> _Task to complete_
Your task is to transcribe all of the data below exactly, omitting the images.

○ ○ ○ ○ ○ ○ ○

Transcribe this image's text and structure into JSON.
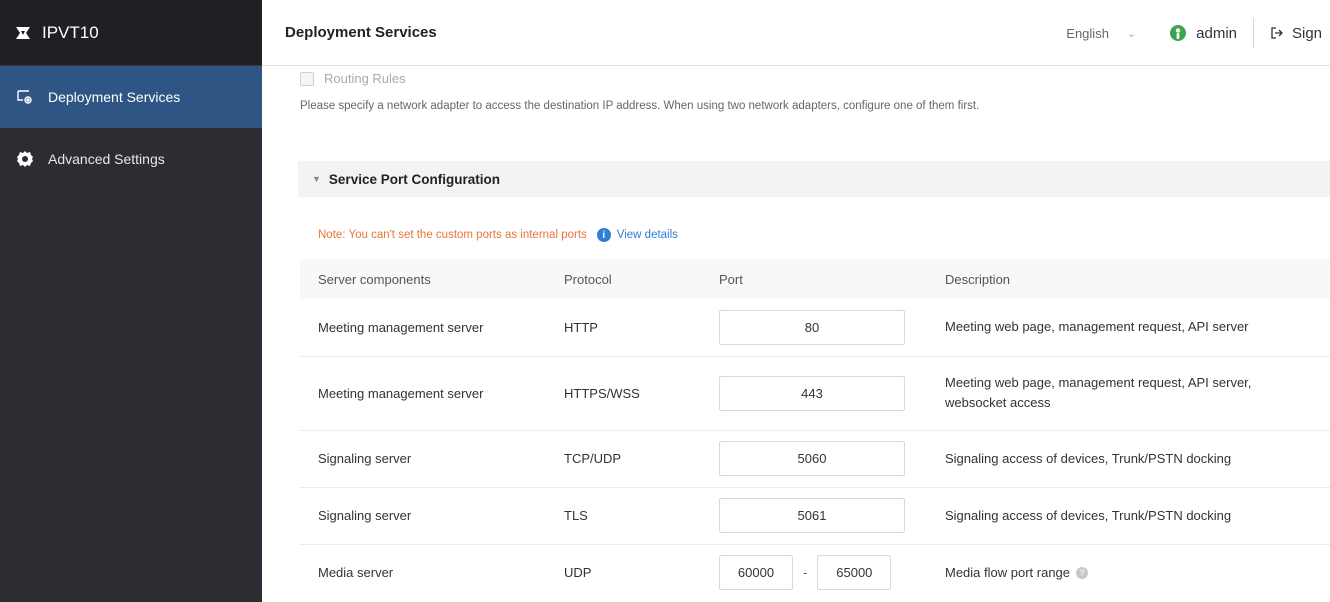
{
  "app": {
    "brand": "IPVT10"
  },
  "sidebar": {
    "items": [
      {
        "label": "Deployment Services",
        "icon": "monitor-gear-icon",
        "active": true
      },
      {
        "label": "Advanced Settings",
        "icon": "gear-icon",
        "active": false
      }
    ]
  },
  "header": {
    "title": "Deployment Services",
    "language": "English",
    "user": "admin",
    "signout_label": "Sign"
  },
  "routing": {
    "label": "Routing Rules",
    "hint": "Please specify a network adapter to access the destination IP address. When using two network adapters, configure one of them first."
  },
  "section": {
    "title": "Service Port Configuration"
  },
  "note": {
    "text": "Note: You can't set the custom ports as internal ports",
    "link": "View details"
  },
  "table": {
    "headers": [
      "Server components",
      "Protocol",
      "Port",
      "Description"
    ],
    "rows": [
      {
        "component": "Meeting management server",
        "protocol": "HTTP",
        "port": "80",
        "description": "Meeting web page, management request, API server"
      },
      {
        "component": "Meeting management server",
        "protocol": "HTTPS/WSS",
        "port": "443",
        "description": "Meeting web page, management request, API server, websocket access"
      },
      {
        "component": "Signaling server",
        "protocol": "TCP/UDP",
        "port": "5060",
        "description": "Signaling access of devices, Trunk/PSTN docking"
      },
      {
        "component": "Signaling server",
        "protocol": "TLS",
        "port": "5061",
        "description": "Signaling access of devices, Trunk/PSTN docking"
      },
      {
        "component": "Media server",
        "protocol": "UDP",
        "port_from": "60000",
        "port_to": "65000",
        "range_sep": "-",
        "description": "Media flow port range"
      }
    ]
  },
  "colors": {
    "sidebar_bg": "#2b2d33",
    "active_item": "#2f5585",
    "note": "#e8743b",
    "link": "#2d7ed6"
  }
}
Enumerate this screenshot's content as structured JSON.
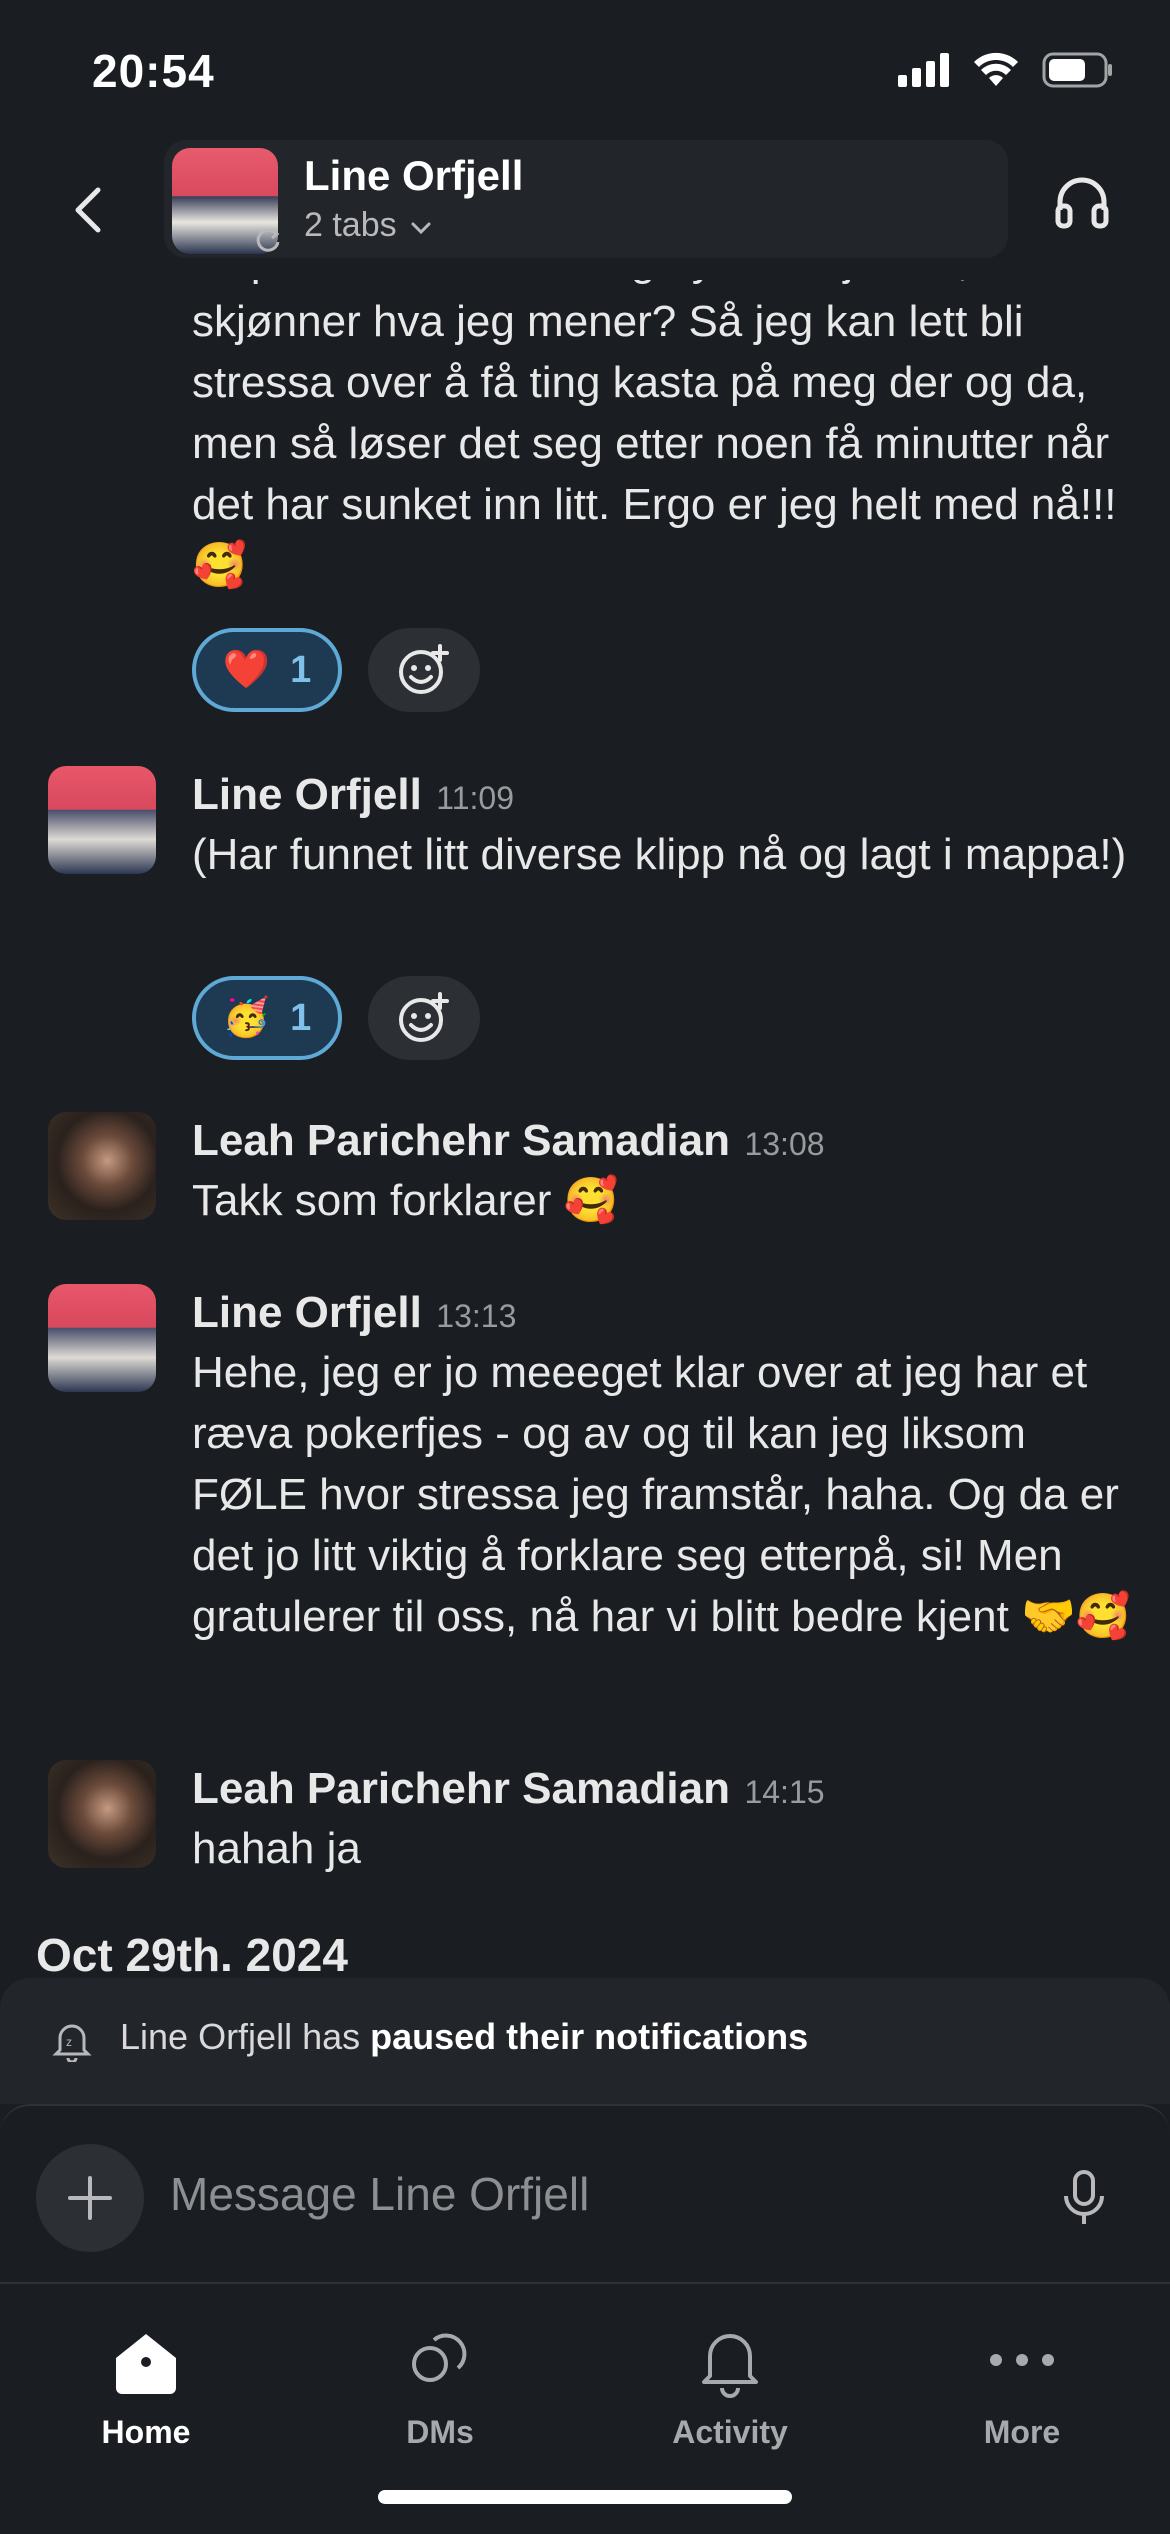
{
  "status": {
    "time": "20:54"
  },
  "header": {
    "title": "Line Orfjell",
    "subtitle": "2 tabs"
  },
  "continuation": {
    "text": "tid på å \"ta innover meg nye beskjeder\", hvis du skjønner hva jeg mener? Så jeg kan lett bli stressa over å få ting kasta på meg der og da, men så løser det seg etter noen få minutter når det har sunket inn litt. Ergo er jeg helt med nå!!! 🥰",
    "reaction": {
      "emoji": "❤️",
      "count": "1"
    }
  },
  "messages": [
    {
      "author": "Line Orfjell",
      "time": "11:09",
      "text": "(Har funnet litt diverse klipp nå og lagt i mappa!)",
      "reaction": {
        "emoji": "🥳",
        "count": "1"
      }
    },
    {
      "author": "Leah Parichehr Samadian",
      "time": "13:08",
      "text": "Takk som forklarer 🥰"
    },
    {
      "author": "Line Orfjell",
      "time": "13:13",
      "text": "Hehe, jeg er jo meeeget klar over at jeg har et ræva pokerfjes - og av og til kan jeg liksom FØLE hvor stressa jeg framstår, haha. Og da er det jo litt viktig å forklare seg etterpå, si! Men gratulerer til oss, nå har vi blitt bedre kjent 🤝🥰"
    },
    {
      "author": "Leah Parichehr Samadian",
      "time": "14:15",
      "text": "hahah ja"
    }
  ],
  "date_separator": "Oct 29th. 2024",
  "notification": {
    "name": "Line Orfjell",
    "middle": " has ",
    "bold": "paused their notifications"
  },
  "composer": {
    "placeholder": "Message Line Orfjell"
  },
  "tabbar": {
    "home": "Home",
    "dms": "DMs",
    "activity": "Activity",
    "more": "More"
  }
}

○ ○ ○ ○ ○ ○ ○

> _Full output_
Transcribe this image's text and structure into JSON.
{
  "app": {
    "brand": "IPVT10"
  },
  "sidebar": {
    "items": [
      {
        "label": "Deployment Services",
        "icon": "monitor-gear-icon",
        "active": true
      },
      {
        "label": "Advanced Settings",
        "icon": "gear-icon",
        "active": false
      }
    ]
  },
  "header": {
    "title": "Deployment Services",
    "language": "English",
    "user": "admin",
    "signout_label": "Sign"
  },
  "routing": {
    "label": "Routing Rules",
    "hint": "Please specify a network adapter to access the destination IP address. When using two network adapters, configure one of them first."
  },
  "section": {
    "title": "Service Port Configuration"
  },
  "note": {
    "text": "Note: You can't set the custom ports as internal ports",
    "link": "View details"
  },
  "table": {
    "headers": [
      "Server components",
      "Protocol",
      "Port",
      "Description"
    ],
    "rows": [
      {
        "component": "Meeting management server",
        "protocol": "HTTP",
        "port": "80",
        "description": "Meeting web page, management request, API server"
      },
      {
        "component": "Meeting management server",
        "protocol": "HTTPS/WSS",
        "port": "443",
        "description": "Meeting web page, management request, API server, websocket access"
      },
      {
        "component": "Signaling server",
        "protocol": "TCP/UDP",
        "port": "5060",
        "description": "Signaling access of devices, Trunk/PSTN docking"
      },
      {
        "component": "Signaling server",
        "protocol": "TLS",
        "port": "5061",
        "description": "Signaling access of devices, Trunk/PSTN docking"
      },
      {
        "component": "Media server",
        "protocol": "UDP",
        "port_from": "60000",
        "port_to": "65000",
        "range_sep": "-",
        "description": "Media flow port range"
      }
    ]
  },
  "colors": {
    "sidebar_bg": "#2b2d33",
    "active_item": "#2f5585",
    "note": "#e8743b",
    "link": "#2d7ed6"
  }
}
Enumerate this screenshot's content as structured JSON.
{
  "status": {
    "time": "20:54"
  },
  "header": {
    "title": "Line Orfjell",
    "subtitle": "2 tabs"
  },
  "continuation": {
    "text": "tid på å \"ta innover meg nye beskjeder\", hvis du skjønner hva jeg mener? Så jeg kan lett bli stressa over å få ting kasta på meg der og da, men så løser det seg etter noen få minutter når det har sunket inn litt. Ergo er jeg helt med nå!!! 🥰",
    "reaction": {
      "emoji": "❤️",
      "count": "1"
    }
  },
  "messages": [
    {
      "author": "Line Orfjell",
      "time": "11:09",
      "text": "(Har funnet litt diverse klipp nå og lagt i mappa!)",
      "reaction": {
        "emoji": "🥳",
        "count": "1"
      }
    },
    {
      "author": "Leah Parichehr Samadian",
      "time": "13:08",
      "text": "Takk som forklarer 🥰"
    },
    {
      "author": "Line Orfjell",
      "time": "13:13",
      "text": "Hehe, jeg er jo meeeget klar over at jeg har et ræva pokerfjes - og av og til kan jeg liksom FØLE hvor stressa jeg framstår, haha. Og da er det jo litt viktig å forklare seg etterpå, si! Men gratulerer til oss, nå har vi blitt bedre kjent 🤝🥰"
    },
    {
      "author": "Leah Parichehr Samadian",
      "time": "14:15",
      "text": "hahah ja"
    }
  ],
  "date_separator": "Oct 29th. 2024",
  "notification": {
    "name": "Line Orfjell",
    "middle": " has ",
    "bold": "paused their notifications"
  },
  "composer": {
    "placeholder": "Message Line Orfjell"
  },
  "tabbar": {
    "home": "Home",
    "dms": "DMs",
    "activity": "Activity",
    "more": "More"
  }
}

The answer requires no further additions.